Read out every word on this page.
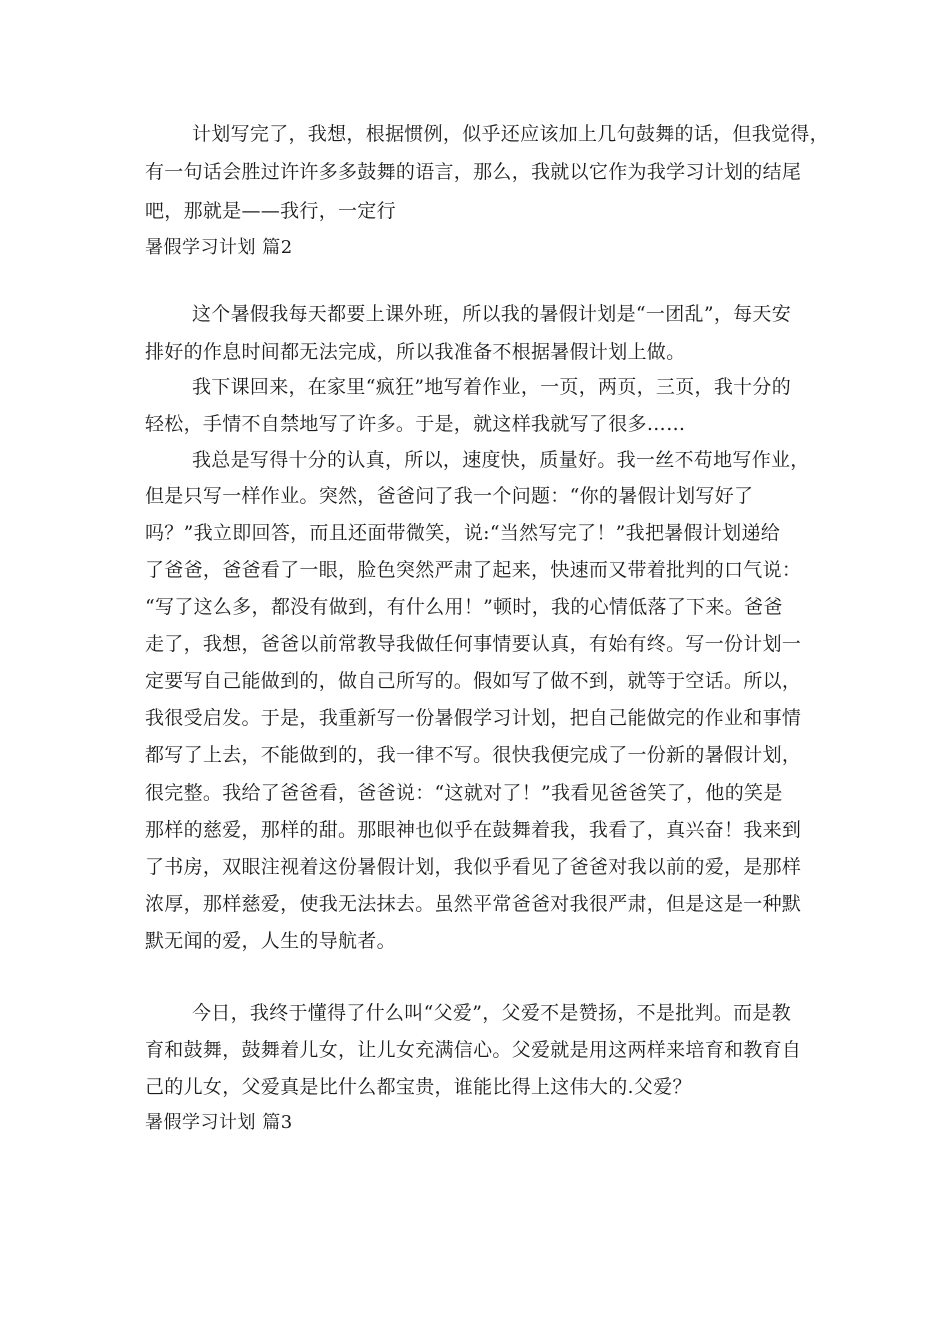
计划写完了，我想，根据惯例，似乎还应该加上几句鼓舞的话，但我觉得，
有一句话会胜过许许多多鼓舞的语言，那么，我就以它作为我学习计划的结尾
吧，那就是——我行，一定行
暑假学习计划 篇2
这个暑假我每天都要上课外班，所以我的暑假计划是“一团乱”，每天安
排好的作息时间都无法完成，所以我准备不根据暑假计划上做。
我下课回来，在家里“疯狂”地写着作业，一页，两页，三页，我十分的
轻松，手情不自禁地写了许多。于是，就这样我就写了很多……
我总是写得十分的认真，所以，速度快，质量好。我一丝不苟地写作业，
但是只写一样作业。突然，爸爸问了我一个问题：“你的暑假计划写好了
吗？”我立即回答，而且还面带微笑，说:“当然写完了！”我把暑假计划递给
了爸爸，爸爸看了一眼，脸色突然严肃了起来，快速而又带着批判的口气说：
“写了这么多，都没有做到，有什么用！”顿时，我的心情低落了下来。爸爸
走了，我想，爸爸以前常教导我做任何事情要认真，有始有终。写一份计划一
定要写自己能做到的，做自己所写的。假如写了做不到，就等于空话。所以，
我很受启发。于是，我重新写一份暑假学习计划，把自己能做完的作业和事情
都写了上去，不能做到的，我一律不写。很快我便完成了一份新的暑假计划，
很完整。我给了爸爸看，爸爸说：“这就对了！”我看见爸爸笑了，他的笑是
那样的慈爱，那样的甜。那眼神也似乎在鼓舞着我，我看了，真兴奋！我来到
了书房，双眼注视着这份暑假计划，我似乎看见了爸爸对我以前的爱，是那样
浓厚，那样慈爱，使我无法抹去。虽然平常爸爸对我很严肃，但是这是一种默
默无闻的爱，人生的导航者。
今日，我终于懂得了什么叫“父爱”，父爱不是赞扬，不是批判。而是教
育和鼓舞，鼓舞着儿女，让儿女充满信心。父爱就是用这两样来培育和教育自
己的儿女，父爱真是比什么都宝贵，谁能比得上这伟大的.父爱？
暑假学习计划 篇3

Exercise instructions -> Reproduce the full material exactly, excluding the pictures.

Exercise output ->
Read out every word on this page.
计划写完了，我想，根据惯例，似乎还应该加上几句鼓舞的话，但我觉得，
有一句话会胜过许许多多鼓舞的语言，那么，我就以它作为我学习计划的结尾
吧，那就是——我行，一定行
暑假学习计划 篇2
这个暑假我每天都要上课外班，所以我的暑假计划是“一团乱”，每天安
排好的作息时间都无法完成，所以我准备不根据暑假计划上做。
我下课回来，在家里“疯狂”地写着作业，一页，两页，三页，我十分的
轻松，手情不自禁地写了许多。于是，就这样我就写了很多……
我总是写得十分的认真，所以，速度快，质量好。我一丝不苟地写作业，
但是只写一样作业。突然，爸爸问了我一个问题：“你的暑假计划写好了
吗？”我立即回答，而且还面带微笑，说:“当然写完了！”我把暑假计划递给
了爸爸，爸爸看了一眼，脸色突然严肃了起来，快速而又带着批判的口气说：
“写了这么多，都没有做到，有什么用！”顿时，我的心情低落了下来。爸爸
走了，我想，爸爸以前常教导我做任何事情要认真，有始有终。写一份计划一
定要写自己能做到的，做自己所写的。假如写了做不到，就等于空话。所以，
我很受启发。于是，我重新写一份暑假学习计划，把自己能做完的作业和事情
都写了上去，不能做到的，我一律不写。很快我便完成了一份新的暑假计划，
很完整。我给了爸爸看，爸爸说：“这就对了！”我看见爸爸笑了，他的笑是
那样的慈爱，那样的甜。那眼神也似乎在鼓舞着我，我看了，真兴奋！我来到
了书房，双眼注视着这份暑假计划，我似乎看见了爸爸对我以前的爱，是那样
浓厚，那样慈爱，使我无法抹去。虽然平常爸爸对我很严肃，但是这是一种默
默无闻的爱，人生的导航者。
今日，我终于懂得了什么叫“父爱”，父爱不是赞扬，不是批判。而是教
育和鼓舞，鼓舞着儿女，让儿女充满信心。父爱就是用这两样来培育和教育自
己的儿女，父爱真是比什么都宝贵，谁能比得上这伟大的.父爱？
暑假学习计划 篇3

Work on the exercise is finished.